• **Task prompt**
Type out the data exactly as given. Skip any image.

-------------------------

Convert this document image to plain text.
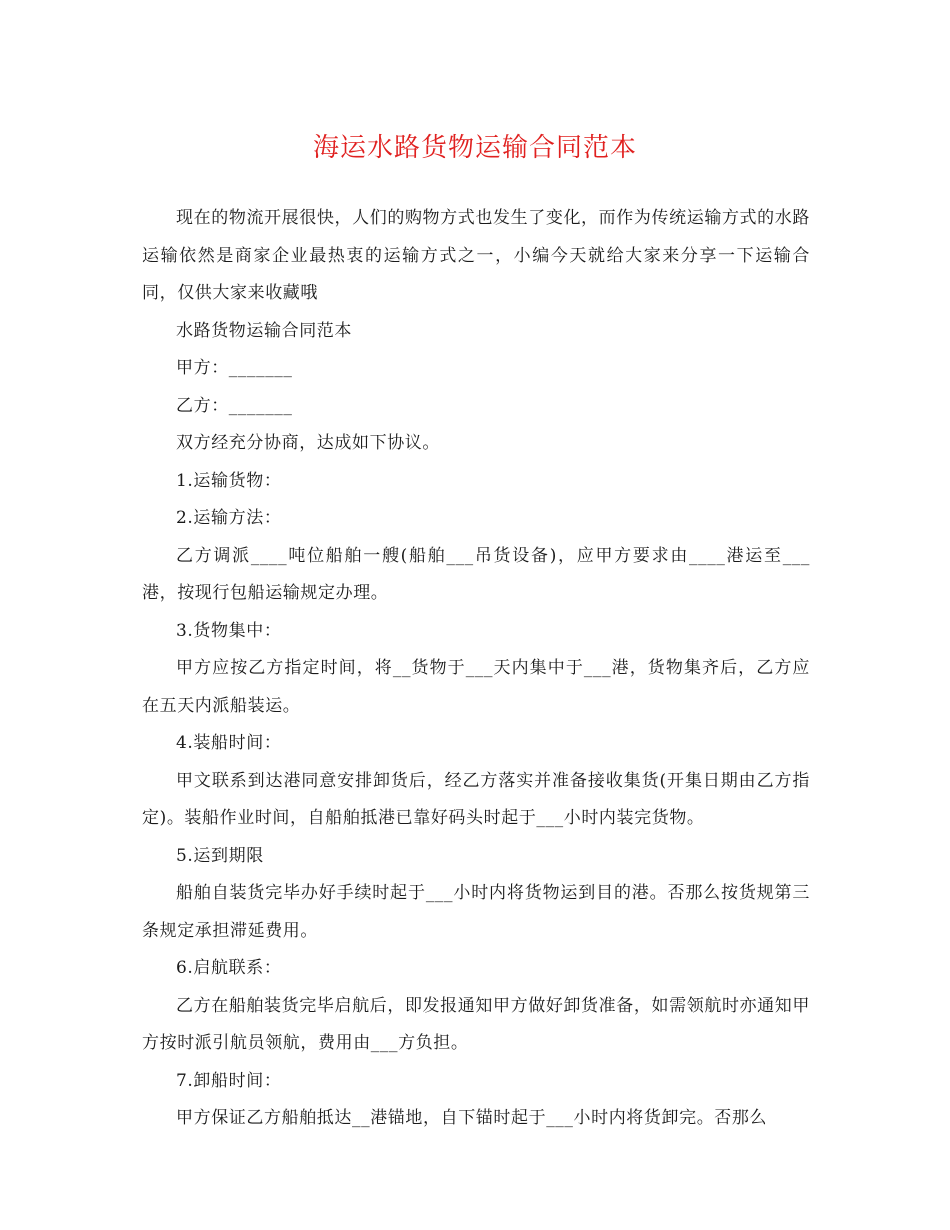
海运水路货物运输合同范本

现在的物流开展很快，人们的购物方式也发生了变化，而作为传统运输方式的水路运输依然是商家企业最热衷的运输方式之一，小编今天就给大家来分享一下运输合同，仅供大家来收藏哦

水路货物运输合同范本

甲方：_______

乙方：_______

双方经充分协商，达成如下协议。

1.运输货物：

2.运输方法：

乙方调派____吨位船舶一艘(船舶___吊货设备)，应甲方要求由____港运至___港，按现行包船运输规定办理。

3.货物集中：

甲方应按乙方指定时间，将__货物于___天内集中于___港，货物集齐后，乙方应在五天内派船装运。

4.装船时间：

甲文联系到达港同意安排卸货后，经乙方落实并准备接收集货(开集日期由乙方指定)。装船作业时间，自船舶抵港已靠好码头时起于___小时内装完货物。

5.运到期限

船舶自装货完毕办好手续时起于___小时内将货物运到目的港。否那么按货规第三条规定承担滞延费用。

6.启航联系：

乙方在船舶装货完毕启航后，即发报通知甲方做好卸货准备，如需领航时亦通知甲方按时派引航员领航，费用由___方负担。

7.卸船时间：

甲方保证乙方船舶抵达__港锚地，自下锚时起于___小时内将货卸完。否那么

-------------------------

• **Output for this task**
Convert this document image to plain text.
海运水路货物运输合同范本

现在的物流开展很快，人们的购物方式也发生了变化，而作为传统运输方式的水路运输依然是商家企业最热衷的运输方式之一，小编今天就给大家来分享一下运输合同，仅供大家来收藏哦

水路货物运输合同范本

甲方：_______

乙方：_______

双方经充分协商，达成如下协议。

1.运输货物：

2.运输方法：

乙方调派____吨位船舶一艘(船舶___吊货设备)，应甲方要求由____港运至___港，按现行包船运输规定办理。

3.货物集中：

甲方应按乙方指定时间，将__货物于___天内集中于___港，货物集齐后，乙方应在五天内派船装运。

4.装船时间：

甲文联系到达港同意安排卸货后，经乙方落实并准备接收集货(开集日期由乙方指定)。装船作业时间，自船舶抵港已靠好码头时起于___小时内装完货物。

5.运到期限

船舶自装货完毕办好手续时起于___小时内将货物运到目的港。否那么按货规第三条规定承担滞延费用。

6.启航联系：

乙方在船舶装货完毕启航后，即发报通知甲方做好卸货准备，如需领航时亦通知甲方按时派引航员领航，费用由___方负担。

7.卸船时间：

甲方保证乙方船舶抵达__港锚地，自下锚时起于___小时内将货卸完。否那么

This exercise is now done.